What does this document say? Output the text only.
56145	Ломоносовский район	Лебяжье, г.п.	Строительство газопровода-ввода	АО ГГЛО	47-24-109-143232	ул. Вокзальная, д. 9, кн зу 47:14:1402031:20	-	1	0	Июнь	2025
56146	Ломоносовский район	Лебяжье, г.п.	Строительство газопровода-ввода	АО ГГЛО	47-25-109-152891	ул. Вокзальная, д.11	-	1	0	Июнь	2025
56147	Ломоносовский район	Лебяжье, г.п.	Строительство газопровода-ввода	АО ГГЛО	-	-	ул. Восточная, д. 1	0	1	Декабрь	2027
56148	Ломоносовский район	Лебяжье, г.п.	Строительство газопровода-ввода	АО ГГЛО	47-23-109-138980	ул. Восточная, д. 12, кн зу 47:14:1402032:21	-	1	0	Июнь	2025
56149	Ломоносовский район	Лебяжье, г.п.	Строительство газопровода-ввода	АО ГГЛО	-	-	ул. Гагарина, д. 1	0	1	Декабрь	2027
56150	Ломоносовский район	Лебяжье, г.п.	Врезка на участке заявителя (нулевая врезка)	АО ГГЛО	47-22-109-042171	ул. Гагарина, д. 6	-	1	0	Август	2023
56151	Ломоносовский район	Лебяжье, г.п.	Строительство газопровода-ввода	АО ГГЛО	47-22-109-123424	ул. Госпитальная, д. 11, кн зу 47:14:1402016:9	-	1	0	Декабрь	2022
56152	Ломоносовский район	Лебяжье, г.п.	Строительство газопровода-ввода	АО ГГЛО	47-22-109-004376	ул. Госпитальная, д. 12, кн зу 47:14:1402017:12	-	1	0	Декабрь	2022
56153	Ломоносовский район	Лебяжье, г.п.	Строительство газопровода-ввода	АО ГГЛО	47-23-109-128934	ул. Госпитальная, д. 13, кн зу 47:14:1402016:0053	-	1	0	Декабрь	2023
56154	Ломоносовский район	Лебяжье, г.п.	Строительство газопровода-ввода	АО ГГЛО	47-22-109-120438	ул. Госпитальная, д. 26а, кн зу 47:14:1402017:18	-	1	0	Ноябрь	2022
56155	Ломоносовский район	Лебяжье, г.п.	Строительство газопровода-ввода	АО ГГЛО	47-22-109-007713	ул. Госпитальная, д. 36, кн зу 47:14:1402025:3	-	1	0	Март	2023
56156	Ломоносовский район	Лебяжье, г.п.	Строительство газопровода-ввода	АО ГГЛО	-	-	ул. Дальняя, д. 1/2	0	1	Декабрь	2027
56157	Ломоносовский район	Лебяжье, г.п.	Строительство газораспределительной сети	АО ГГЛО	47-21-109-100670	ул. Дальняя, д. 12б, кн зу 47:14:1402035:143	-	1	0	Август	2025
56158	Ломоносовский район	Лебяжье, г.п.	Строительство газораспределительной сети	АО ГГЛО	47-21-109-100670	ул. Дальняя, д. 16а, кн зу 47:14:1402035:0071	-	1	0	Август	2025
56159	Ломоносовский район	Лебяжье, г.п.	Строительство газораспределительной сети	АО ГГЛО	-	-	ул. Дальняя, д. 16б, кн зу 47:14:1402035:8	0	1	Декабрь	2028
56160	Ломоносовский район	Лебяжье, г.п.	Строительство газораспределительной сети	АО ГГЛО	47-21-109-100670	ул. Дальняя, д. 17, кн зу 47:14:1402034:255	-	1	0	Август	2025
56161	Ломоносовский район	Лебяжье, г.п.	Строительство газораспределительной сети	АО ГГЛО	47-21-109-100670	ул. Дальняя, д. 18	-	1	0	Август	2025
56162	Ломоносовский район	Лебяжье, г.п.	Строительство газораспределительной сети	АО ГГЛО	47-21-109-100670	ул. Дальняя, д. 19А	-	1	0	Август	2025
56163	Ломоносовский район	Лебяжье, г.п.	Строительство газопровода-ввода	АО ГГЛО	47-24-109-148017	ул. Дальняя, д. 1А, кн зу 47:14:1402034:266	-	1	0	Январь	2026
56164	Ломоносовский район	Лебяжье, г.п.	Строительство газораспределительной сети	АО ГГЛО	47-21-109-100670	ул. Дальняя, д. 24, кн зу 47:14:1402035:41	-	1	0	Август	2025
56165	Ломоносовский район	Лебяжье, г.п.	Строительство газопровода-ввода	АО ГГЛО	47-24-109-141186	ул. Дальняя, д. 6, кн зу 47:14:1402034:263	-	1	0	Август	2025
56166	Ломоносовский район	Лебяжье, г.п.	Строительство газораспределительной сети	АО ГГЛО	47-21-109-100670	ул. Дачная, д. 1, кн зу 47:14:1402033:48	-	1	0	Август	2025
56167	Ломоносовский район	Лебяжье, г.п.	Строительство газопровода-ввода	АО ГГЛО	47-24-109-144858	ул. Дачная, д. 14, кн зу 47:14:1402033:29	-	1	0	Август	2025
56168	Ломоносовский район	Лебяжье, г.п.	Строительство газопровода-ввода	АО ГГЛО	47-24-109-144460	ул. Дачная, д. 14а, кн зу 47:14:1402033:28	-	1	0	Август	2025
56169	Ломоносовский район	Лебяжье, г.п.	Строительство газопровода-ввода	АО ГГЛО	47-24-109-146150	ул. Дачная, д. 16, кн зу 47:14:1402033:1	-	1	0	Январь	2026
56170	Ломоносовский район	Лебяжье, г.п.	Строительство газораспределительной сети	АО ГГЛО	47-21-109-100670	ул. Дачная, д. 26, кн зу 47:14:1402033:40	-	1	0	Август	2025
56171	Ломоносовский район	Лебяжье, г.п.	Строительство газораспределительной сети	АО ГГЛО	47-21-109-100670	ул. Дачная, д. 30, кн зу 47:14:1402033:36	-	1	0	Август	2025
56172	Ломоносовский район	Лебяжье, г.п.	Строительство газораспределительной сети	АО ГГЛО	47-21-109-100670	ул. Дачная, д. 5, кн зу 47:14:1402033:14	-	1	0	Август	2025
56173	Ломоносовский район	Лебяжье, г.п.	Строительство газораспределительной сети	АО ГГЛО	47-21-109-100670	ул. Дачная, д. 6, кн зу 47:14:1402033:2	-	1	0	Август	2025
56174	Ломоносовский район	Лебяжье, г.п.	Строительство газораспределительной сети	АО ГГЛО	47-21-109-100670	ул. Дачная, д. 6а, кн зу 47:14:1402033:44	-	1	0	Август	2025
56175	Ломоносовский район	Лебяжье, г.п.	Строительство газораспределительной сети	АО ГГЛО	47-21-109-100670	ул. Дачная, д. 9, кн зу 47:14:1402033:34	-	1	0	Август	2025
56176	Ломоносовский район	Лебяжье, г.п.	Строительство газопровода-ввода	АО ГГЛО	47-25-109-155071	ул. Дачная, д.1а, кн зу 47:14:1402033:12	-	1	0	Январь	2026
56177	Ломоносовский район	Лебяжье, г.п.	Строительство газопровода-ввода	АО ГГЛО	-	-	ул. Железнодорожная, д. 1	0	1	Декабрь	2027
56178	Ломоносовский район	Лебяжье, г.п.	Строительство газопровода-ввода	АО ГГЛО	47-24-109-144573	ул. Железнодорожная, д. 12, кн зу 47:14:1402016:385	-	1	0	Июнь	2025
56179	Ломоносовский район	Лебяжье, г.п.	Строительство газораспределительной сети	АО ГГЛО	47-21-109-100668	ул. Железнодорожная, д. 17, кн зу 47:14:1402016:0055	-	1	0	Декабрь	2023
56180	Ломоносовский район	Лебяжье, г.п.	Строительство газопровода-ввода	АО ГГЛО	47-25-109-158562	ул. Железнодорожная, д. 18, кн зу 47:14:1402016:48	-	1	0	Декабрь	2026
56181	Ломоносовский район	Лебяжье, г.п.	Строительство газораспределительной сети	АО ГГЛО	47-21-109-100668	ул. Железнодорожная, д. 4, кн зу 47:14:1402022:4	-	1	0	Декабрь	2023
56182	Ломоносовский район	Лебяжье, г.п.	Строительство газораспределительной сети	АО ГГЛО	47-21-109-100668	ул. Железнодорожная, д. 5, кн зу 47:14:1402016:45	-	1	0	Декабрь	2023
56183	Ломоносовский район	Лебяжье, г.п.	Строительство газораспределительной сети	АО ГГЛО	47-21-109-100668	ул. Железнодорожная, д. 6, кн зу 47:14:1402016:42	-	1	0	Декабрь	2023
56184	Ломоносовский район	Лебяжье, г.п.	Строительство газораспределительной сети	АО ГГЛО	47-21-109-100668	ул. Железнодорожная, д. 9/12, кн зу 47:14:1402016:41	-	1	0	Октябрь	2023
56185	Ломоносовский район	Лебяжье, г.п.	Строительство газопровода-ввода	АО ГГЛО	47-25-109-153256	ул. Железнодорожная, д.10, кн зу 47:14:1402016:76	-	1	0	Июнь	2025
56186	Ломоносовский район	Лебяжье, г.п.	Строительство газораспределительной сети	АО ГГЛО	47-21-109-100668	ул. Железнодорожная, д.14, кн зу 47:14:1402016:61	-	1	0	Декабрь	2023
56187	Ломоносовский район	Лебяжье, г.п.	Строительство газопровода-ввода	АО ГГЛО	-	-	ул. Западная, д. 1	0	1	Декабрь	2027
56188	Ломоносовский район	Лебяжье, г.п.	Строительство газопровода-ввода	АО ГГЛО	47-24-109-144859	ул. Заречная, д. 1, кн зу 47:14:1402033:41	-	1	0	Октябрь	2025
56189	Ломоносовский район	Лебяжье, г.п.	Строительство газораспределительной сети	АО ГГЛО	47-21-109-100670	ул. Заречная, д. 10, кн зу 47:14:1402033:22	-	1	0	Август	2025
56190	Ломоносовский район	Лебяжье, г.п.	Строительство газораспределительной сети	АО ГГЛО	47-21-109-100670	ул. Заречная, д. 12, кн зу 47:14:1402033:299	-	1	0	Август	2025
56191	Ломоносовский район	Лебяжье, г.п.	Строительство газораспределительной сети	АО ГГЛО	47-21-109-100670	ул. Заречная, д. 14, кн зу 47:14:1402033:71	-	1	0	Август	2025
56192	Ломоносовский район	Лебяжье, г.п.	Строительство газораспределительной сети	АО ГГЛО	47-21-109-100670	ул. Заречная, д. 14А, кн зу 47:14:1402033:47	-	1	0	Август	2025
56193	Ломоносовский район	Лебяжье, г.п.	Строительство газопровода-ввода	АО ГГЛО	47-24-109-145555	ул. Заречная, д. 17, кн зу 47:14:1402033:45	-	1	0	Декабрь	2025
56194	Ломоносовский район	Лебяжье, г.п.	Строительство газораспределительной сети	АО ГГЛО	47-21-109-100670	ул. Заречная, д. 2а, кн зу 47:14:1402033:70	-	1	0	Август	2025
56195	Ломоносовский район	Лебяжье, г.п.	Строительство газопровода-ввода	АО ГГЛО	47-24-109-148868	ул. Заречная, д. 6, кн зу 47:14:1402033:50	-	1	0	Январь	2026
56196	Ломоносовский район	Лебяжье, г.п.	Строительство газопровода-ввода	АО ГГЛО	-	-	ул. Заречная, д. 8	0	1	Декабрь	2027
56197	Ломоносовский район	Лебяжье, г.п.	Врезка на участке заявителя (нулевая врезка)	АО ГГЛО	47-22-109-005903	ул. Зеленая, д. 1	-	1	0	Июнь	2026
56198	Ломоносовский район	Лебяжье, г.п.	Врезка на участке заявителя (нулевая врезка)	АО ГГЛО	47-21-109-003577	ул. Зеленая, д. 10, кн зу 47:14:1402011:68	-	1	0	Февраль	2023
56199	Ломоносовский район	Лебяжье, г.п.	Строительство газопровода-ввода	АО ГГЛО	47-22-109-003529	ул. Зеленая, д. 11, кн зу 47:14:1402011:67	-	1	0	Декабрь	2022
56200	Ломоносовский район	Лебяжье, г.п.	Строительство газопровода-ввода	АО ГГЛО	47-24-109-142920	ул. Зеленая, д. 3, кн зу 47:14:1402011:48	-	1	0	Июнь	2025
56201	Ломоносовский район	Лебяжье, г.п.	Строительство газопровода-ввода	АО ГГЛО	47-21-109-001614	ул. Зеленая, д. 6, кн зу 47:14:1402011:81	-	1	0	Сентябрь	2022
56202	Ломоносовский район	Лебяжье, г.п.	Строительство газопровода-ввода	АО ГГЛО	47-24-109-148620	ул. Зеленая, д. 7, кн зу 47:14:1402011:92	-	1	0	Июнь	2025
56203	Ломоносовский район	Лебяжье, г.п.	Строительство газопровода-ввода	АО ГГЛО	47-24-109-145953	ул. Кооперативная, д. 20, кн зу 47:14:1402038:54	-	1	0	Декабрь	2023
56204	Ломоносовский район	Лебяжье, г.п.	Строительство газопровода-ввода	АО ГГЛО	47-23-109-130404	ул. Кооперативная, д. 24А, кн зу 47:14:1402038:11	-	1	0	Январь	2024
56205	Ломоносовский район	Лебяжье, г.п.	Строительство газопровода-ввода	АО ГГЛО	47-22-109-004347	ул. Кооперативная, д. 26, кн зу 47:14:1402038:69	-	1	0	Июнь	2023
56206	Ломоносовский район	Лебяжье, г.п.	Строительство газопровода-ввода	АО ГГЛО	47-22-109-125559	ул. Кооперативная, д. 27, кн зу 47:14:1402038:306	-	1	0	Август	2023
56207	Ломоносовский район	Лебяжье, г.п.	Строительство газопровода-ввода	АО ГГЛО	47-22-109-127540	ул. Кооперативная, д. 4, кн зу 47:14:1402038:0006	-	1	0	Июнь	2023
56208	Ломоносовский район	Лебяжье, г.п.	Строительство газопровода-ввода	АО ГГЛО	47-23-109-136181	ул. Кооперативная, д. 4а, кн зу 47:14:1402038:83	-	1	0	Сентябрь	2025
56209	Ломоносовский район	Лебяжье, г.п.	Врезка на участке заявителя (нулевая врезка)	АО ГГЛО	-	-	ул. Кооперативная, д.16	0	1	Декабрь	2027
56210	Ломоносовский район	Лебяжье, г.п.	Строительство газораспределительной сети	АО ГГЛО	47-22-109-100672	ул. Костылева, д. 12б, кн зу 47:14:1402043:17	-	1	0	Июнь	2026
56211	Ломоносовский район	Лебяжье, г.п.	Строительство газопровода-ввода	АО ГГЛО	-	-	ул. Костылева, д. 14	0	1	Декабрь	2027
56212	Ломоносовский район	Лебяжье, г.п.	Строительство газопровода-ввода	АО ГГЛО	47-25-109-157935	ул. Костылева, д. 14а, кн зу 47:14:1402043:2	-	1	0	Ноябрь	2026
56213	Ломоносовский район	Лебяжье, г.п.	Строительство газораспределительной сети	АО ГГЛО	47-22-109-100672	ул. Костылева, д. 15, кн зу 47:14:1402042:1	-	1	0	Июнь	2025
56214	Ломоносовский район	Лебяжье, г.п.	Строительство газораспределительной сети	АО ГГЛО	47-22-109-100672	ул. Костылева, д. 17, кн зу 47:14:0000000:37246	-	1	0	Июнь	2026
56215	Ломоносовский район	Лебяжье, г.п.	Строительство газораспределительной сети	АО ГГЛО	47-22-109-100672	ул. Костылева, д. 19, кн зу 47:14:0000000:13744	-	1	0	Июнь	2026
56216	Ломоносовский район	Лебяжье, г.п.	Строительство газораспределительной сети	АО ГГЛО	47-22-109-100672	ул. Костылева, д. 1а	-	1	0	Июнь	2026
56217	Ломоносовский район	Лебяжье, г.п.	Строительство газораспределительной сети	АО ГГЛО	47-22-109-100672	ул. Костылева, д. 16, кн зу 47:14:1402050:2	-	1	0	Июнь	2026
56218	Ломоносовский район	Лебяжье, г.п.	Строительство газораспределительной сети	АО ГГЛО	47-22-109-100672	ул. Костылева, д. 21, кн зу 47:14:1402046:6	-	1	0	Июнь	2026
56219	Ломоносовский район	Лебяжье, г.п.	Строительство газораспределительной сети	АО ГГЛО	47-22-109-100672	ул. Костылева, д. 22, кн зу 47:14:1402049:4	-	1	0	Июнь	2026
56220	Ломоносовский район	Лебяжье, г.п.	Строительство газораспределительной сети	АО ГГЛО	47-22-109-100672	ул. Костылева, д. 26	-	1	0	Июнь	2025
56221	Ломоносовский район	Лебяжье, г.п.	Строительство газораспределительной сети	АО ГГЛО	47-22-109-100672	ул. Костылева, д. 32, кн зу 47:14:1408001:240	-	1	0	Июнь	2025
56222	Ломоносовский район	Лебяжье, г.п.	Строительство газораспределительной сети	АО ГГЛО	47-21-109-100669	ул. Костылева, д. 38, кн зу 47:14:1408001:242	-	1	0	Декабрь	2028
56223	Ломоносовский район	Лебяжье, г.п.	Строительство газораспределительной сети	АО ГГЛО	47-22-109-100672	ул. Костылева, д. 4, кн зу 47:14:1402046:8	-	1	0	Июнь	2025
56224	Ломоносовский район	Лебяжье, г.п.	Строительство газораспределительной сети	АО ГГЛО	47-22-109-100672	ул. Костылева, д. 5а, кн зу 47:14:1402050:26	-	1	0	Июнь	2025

## [TASK REQUIREMENTS]
In the listing above, locate each line with "участке" and copy it.

## [IN RESPONSE]
56150	Ломоносовский район	Лебяжье, г.п.	Врезка на участке заявителя (нулевая врезка)	АО ГГЛО	47-22-109-042171	ул. Гагарина, д. 6	-	1	0	Август	2023
56197	Ломоносовский район	Лебяжье, г.п.	Врезка на участке заявителя (нулевая врезка)	АО ГГЛО	47-22-109-005903	ул. Зеленая, д. 1	-	1	0	Июнь	2026
56198	Ломоносовский район	Лебяжье, г.п.	Врезка на участке заявителя (нулевая врезка)	АО ГГЛО	47-21-109-003577	ул. Зеленая, д. 10, кн зу 47:14:1402011:68	-	1	0	Февраль	2023
56209	Ломоносовский район	Лебяжье, г.п.	Врезка на участке заявителя (нулевая врезка)	АО ГГЛО	-	-	ул. Кооперативная, д.16	0	1	Декабрь	2027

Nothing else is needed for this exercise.